DATA TO PROCESS:
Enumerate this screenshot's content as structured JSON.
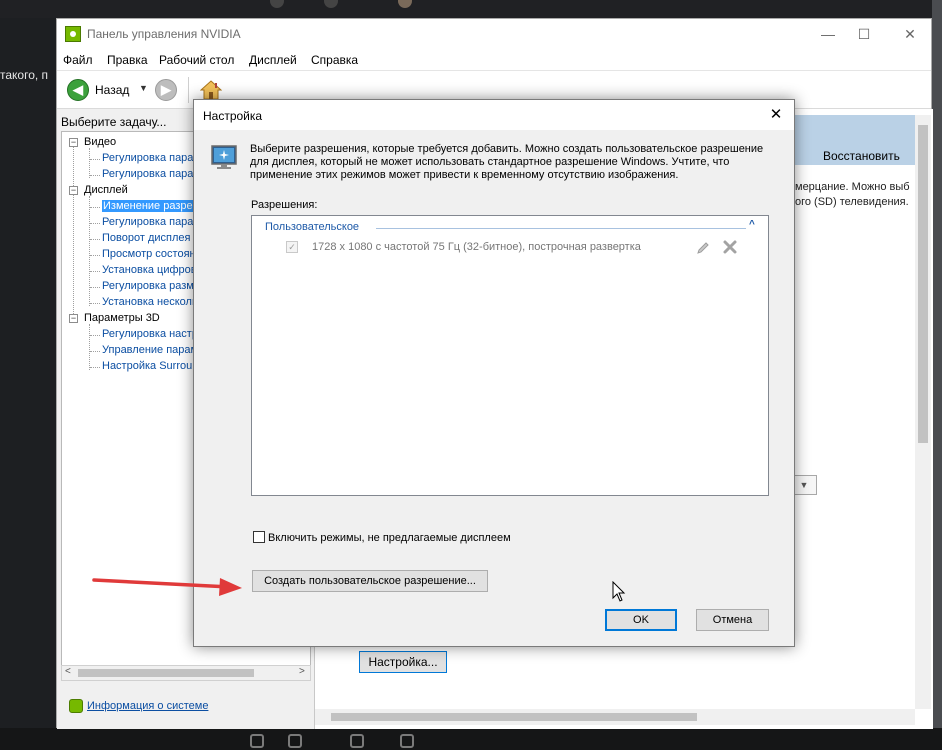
{
  "background": {
    "left_text": "такого, п"
  },
  "window": {
    "title": "Панель управления NVIDIA",
    "controls": {
      "minimize": "—",
      "maximize": "☐",
      "close": "✕"
    }
  },
  "menu": [
    "Файл",
    "Правка",
    "Рабочий стол",
    "Дисплей",
    "Справка"
  ],
  "toolbar": {
    "back_label": "Назад",
    "back_icon": "arrow-left-icon",
    "forward_icon": "arrow-right-icon",
    "home_icon": "home-icon"
  },
  "left_panel": {
    "task_label": "Выберите задачу...",
    "tree": [
      {
        "label": "Видео",
        "type": "group"
      },
      {
        "label": "Регулировка пара",
        "type": "leaf"
      },
      {
        "label": "Регулировка пара",
        "type": "leaf"
      },
      {
        "label": "Дисплей",
        "type": "group"
      },
      {
        "label": "Изменение разреш",
        "type": "leaf",
        "selected": true
      },
      {
        "label": "Регулировка пара",
        "type": "leaf"
      },
      {
        "label": "Поворот дисплея",
        "type": "leaf"
      },
      {
        "label": "Просмотр состоян",
        "type": "leaf"
      },
      {
        "label": "Установка цифров",
        "type": "leaf"
      },
      {
        "label": "Регулировка разм",
        "type": "leaf"
      },
      {
        "label": "Установка несколь",
        "type": "leaf"
      },
      {
        "label": "Параметры 3D",
        "type": "group"
      },
      {
        "label": "Регулировка настр",
        "type": "leaf"
      },
      {
        "label": "Управление парам",
        "type": "leaf"
      },
      {
        "label": "Настройка Surroun",
        "type": "leaf"
      }
    ],
    "system_info_link": "Информация о системе"
  },
  "right_panel": {
    "restore_label": "Восстановить",
    "text_line_1": "мерцание. Можно выб",
    "text_line_2": "ого (SD) телевидения.",
    "settings_button": "Настройка..."
  },
  "dialog": {
    "title": "Настройка",
    "description": "Выберите разрешения, которые требуется добавить. Можно создать пользовательское разрешение для дисплея, который не может использовать стандартное разрешение Windows. Учтите, что применение этих режимов может привести к временному отсутствию изображения.",
    "resolutions_label": "Разрешения:",
    "group_header": "Пользовательское",
    "resolution_item": "1728 x 1080 с частотой 75 Гц (32-битное), построчная развертка",
    "include_modes_label": "Включить режимы, не предлагаемые дисплеем",
    "create_button": "Создать пользовательское разрешение...",
    "ok_button": "OK",
    "cancel_button": "Отмена"
  },
  "colors": {
    "nvidia_green": "#76b900",
    "selection_blue": "#3399ff",
    "accent_blue": "#0078d7",
    "link_blue": "#0b4ea2",
    "arrow_red": "#e03a3a"
  }
}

SHORT EXERCISE:
Write out all the records again, exactly, minus any pictures.

ANSWER TO THE EXERCISE:
Enumerate this screenshot's content as structured JSON.
{
  "background": {
    "left_text": "такого, п"
  },
  "window": {
    "title": "Панель управления NVIDIA",
    "controls": {
      "minimize": "—",
      "maximize": "☐",
      "close": "✕"
    }
  },
  "menu": [
    "Файл",
    "Правка",
    "Рабочий стол",
    "Дисплей",
    "Справка"
  ],
  "toolbar": {
    "back_label": "Назад",
    "back_icon": "arrow-left-icon",
    "forward_icon": "arrow-right-icon",
    "home_icon": "home-icon"
  },
  "left_panel": {
    "task_label": "Выберите задачу...",
    "tree": [
      {
        "label": "Видео",
        "type": "group"
      },
      {
        "label": "Регулировка пара",
        "type": "leaf"
      },
      {
        "label": "Регулировка пара",
        "type": "leaf"
      },
      {
        "label": "Дисплей",
        "type": "group"
      },
      {
        "label": "Изменение разреш",
        "type": "leaf",
        "selected": true
      },
      {
        "label": "Регулировка пара",
        "type": "leaf"
      },
      {
        "label": "Поворот дисплея",
        "type": "leaf"
      },
      {
        "label": "Просмотр состоян",
        "type": "leaf"
      },
      {
        "label": "Установка цифров",
        "type": "leaf"
      },
      {
        "label": "Регулировка разм",
        "type": "leaf"
      },
      {
        "label": "Установка несколь",
        "type": "leaf"
      },
      {
        "label": "Параметры 3D",
        "type": "group"
      },
      {
        "label": "Регулировка настр",
        "type": "leaf"
      },
      {
        "label": "Управление парам",
        "type": "leaf"
      },
      {
        "label": "Настройка Surroun",
        "type": "leaf"
      }
    ],
    "system_info_link": "Информация о системе"
  },
  "right_panel": {
    "restore_label": "Восстановить",
    "text_line_1": "мерцание. Можно выб",
    "text_line_2": "ого (SD) телевидения.",
    "settings_button": "Настройка..."
  },
  "dialog": {
    "title": "Настройка",
    "description": "Выберите разрешения, которые требуется добавить. Можно создать пользовательское разрешение для дисплея, который не может использовать стандартное разрешение Windows. Учтите, что применение этих режимов может привести к временному отсутствию изображения.",
    "resolutions_label": "Разрешения:",
    "group_header": "Пользовательское",
    "resolution_item": "1728 x 1080 с частотой 75 Гц (32-битное), построчная развертка",
    "include_modes_label": "Включить режимы, не предлагаемые дисплеем",
    "create_button": "Создать пользовательское разрешение...",
    "ok_button": "OK",
    "cancel_button": "Отмена"
  },
  "colors": {
    "nvidia_green": "#76b900",
    "selection_blue": "#3399ff",
    "accent_blue": "#0078d7",
    "link_blue": "#0b4ea2",
    "arrow_red": "#e03a3a"
  }
}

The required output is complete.